• WRITTEN PROBLEM: Output the material beneath exactly, leaving nothing out.

• INPUT FOR THIS TASK:
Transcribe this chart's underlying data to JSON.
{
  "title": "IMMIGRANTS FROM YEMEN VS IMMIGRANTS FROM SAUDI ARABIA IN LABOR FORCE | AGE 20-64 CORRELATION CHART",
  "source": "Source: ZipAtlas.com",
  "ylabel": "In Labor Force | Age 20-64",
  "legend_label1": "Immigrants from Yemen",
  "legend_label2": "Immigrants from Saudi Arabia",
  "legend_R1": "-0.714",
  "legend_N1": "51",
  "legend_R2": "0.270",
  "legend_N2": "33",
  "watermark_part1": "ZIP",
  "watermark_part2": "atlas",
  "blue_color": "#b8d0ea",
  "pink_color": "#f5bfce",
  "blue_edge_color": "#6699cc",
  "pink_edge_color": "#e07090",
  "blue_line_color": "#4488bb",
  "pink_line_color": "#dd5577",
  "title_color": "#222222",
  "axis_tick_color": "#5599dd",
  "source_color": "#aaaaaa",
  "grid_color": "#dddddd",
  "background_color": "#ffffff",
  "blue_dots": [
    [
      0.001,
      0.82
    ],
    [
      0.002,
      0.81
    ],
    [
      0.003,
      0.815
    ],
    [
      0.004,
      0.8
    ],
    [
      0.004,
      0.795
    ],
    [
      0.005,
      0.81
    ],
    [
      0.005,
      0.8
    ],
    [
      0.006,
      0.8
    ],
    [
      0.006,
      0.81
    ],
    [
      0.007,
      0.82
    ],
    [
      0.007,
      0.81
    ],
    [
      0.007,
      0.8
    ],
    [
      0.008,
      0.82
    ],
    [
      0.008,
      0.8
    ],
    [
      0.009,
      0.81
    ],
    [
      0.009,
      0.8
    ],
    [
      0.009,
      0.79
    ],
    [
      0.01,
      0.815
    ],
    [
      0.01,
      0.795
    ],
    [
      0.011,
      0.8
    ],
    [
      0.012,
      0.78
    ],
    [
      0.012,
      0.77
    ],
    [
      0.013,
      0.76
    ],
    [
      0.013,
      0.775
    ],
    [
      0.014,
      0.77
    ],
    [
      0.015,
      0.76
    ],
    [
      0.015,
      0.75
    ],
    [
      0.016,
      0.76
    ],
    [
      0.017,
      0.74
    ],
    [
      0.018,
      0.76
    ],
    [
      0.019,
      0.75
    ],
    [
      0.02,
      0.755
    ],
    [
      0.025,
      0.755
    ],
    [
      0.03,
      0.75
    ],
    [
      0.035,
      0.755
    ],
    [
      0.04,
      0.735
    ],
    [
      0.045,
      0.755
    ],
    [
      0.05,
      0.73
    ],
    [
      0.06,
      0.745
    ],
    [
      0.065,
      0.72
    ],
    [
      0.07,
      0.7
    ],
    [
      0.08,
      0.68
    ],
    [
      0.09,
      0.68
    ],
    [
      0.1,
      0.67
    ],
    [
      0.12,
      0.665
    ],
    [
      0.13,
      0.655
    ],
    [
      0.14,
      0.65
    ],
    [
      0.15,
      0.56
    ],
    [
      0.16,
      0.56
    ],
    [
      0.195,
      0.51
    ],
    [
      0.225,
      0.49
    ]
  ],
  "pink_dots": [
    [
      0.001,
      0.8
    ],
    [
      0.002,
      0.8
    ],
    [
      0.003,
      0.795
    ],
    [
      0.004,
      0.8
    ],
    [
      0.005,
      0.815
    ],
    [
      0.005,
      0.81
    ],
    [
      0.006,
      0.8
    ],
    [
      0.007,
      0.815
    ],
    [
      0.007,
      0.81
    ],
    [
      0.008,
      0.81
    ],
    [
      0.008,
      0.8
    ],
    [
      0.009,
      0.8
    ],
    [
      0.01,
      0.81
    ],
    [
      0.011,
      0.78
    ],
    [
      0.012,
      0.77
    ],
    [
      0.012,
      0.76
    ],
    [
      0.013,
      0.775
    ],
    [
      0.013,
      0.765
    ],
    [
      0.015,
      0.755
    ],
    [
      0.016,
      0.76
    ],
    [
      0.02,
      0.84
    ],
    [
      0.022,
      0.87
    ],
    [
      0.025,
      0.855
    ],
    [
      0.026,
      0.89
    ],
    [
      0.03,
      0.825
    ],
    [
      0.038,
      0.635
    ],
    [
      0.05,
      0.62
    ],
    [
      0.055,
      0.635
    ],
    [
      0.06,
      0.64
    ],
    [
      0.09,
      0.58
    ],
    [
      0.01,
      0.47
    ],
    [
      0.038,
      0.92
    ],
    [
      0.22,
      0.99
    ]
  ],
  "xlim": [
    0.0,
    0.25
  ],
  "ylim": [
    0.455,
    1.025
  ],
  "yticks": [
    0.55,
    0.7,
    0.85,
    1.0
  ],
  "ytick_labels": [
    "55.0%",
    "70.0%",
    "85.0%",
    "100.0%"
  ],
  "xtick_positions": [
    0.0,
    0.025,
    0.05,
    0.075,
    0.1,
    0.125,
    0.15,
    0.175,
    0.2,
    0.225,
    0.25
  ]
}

• SOLUTION FOR THIS TASK:
Transcribe this chart's underlying data to JSON.
{
  "title": "IMMIGRANTS FROM YEMEN VS IMMIGRANTS FROM SAUDI ARABIA IN LABOR FORCE | AGE 20-64 CORRELATION CHART",
  "source": "Source: ZipAtlas.com",
  "ylabel": "In Labor Force | Age 20-64",
  "legend_label1": "Immigrants from Yemen",
  "legend_label2": "Immigrants from Saudi Arabia",
  "legend_R1": "-0.714",
  "legend_N1": "51",
  "legend_R2": "0.270",
  "legend_N2": "33",
  "watermark_part1": "ZIP",
  "watermark_part2": "atlas",
  "blue_color": "#b8d0ea",
  "pink_color": "#f5bfce",
  "blue_edge_color": "#6699cc",
  "pink_edge_color": "#e07090",
  "blue_line_color": "#4488bb",
  "pink_line_color": "#dd5577",
  "title_color": "#222222",
  "axis_tick_color": "#5599dd",
  "source_color": "#aaaaaa",
  "grid_color": "#dddddd",
  "background_color": "#ffffff",
  "blue_dots": [
    [
      0.001,
      0.82
    ],
    [
      0.002,
      0.81
    ],
    [
      0.003,
      0.815
    ],
    [
      0.004,
      0.8
    ],
    [
      0.004,
      0.795
    ],
    [
      0.005,
      0.81
    ],
    [
      0.005,
      0.8
    ],
    [
      0.006,
      0.8
    ],
    [
      0.006,
      0.81
    ],
    [
      0.007,
      0.82
    ],
    [
      0.007,
      0.81
    ],
    [
      0.007,
      0.8
    ],
    [
      0.008,
      0.82
    ],
    [
      0.008,
      0.8
    ],
    [
      0.009,
      0.81
    ],
    [
      0.009,
      0.8
    ],
    [
      0.009,
      0.79
    ],
    [
      0.01,
      0.815
    ],
    [
      0.01,
      0.795
    ],
    [
      0.011,
      0.8
    ],
    [
      0.012,
      0.78
    ],
    [
      0.012,
      0.77
    ],
    [
      0.013,
      0.76
    ],
    [
      0.013,
      0.775
    ],
    [
      0.014,
      0.77
    ],
    [
      0.015,
      0.76
    ],
    [
      0.015,
      0.75
    ],
    [
      0.016,
      0.76
    ],
    [
      0.017,
      0.74
    ],
    [
      0.018,
      0.76
    ],
    [
      0.019,
      0.75
    ],
    [
      0.02,
      0.755
    ],
    [
      0.025,
      0.755
    ],
    [
      0.03,
      0.75
    ],
    [
      0.035,
      0.755
    ],
    [
      0.04,
      0.735
    ],
    [
      0.045,
      0.755
    ],
    [
      0.05,
      0.73
    ],
    [
      0.06,
      0.745
    ],
    [
      0.065,
      0.72
    ],
    [
      0.07,
      0.7
    ],
    [
      0.08,
      0.68
    ],
    [
      0.09,
      0.68
    ],
    [
      0.1,
      0.67
    ],
    [
      0.12,
      0.665
    ],
    [
      0.13,
      0.655
    ],
    [
      0.14,
      0.65
    ],
    [
      0.15,
      0.56
    ],
    [
      0.16,
      0.56
    ],
    [
      0.195,
      0.51
    ],
    [
      0.225,
      0.49
    ]
  ],
  "pink_dots": [
    [
      0.001,
      0.8
    ],
    [
      0.002,
      0.8
    ],
    [
      0.003,
      0.795
    ],
    [
      0.004,
      0.8
    ],
    [
      0.005,
      0.815
    ],
    [
      0.005,
      0.81
    ],
    [
      0.006,
      0.8
    ],
    [
      0.007,
      0.815
    ],
    [
      0.007,
      0.81
    ],
    [
      0.008,
      0.81
    ],
    [
      0.008,
      0.8
    ],
    [
      0.009,
      0.8
    ],
    [
      0.01,
      0.81
    ],
    [
      0.011,
      0.78
    ],
    [
      0.012,
      0.77
    ],
    [
      0.012,
      0.76
    ],
    [
      0.013,
      0.775
    ],
    [
      0.013,
      0.765
    ],
    [
      0.015,
      0.755
    ],
    [
      0.016,
      0.76
    ],
    [
      0.02,
      0.84
    ],
    [
      0.022,
      0.87
    ],
    [
      0.025,
      0.855
    ],
    [
      0.026,
      0.89
    ],
    [
      0.03,
      0.825
    ],
    [
      0.038,
      0.635
    ],
    [
      0.05,
      0.62
    ],
    [
      0.055,
      0.635
    ],
    [
      0.06,
      0.64
    ],
    [
      0.09,
      0.58
    ],
    [
      0.01,
      0.47
    ],
    [
      0.038,
      0.92
    ],
    [
      0.22,
      0.99
    ]
  ],
  "xlim": [
    0.0,
    0.25
  ],
  "ylim": [
    0.455,
    1.025
  ],
  "yticks": [
    0.55,
    0.7,
    0.85,
    1.0
  ],
  "ytick_labels": [
    "55.0%",
    "70.0%",
    "85.0%",
    "100.0%"
  ],
  "xtick_positions": [
    0.0,
    0.025,
    0.05,
    0.075,
    0.1,
    0.125,
    0.15,
    0.175,
    0.2,
    0.225,
    0.25
  ]
}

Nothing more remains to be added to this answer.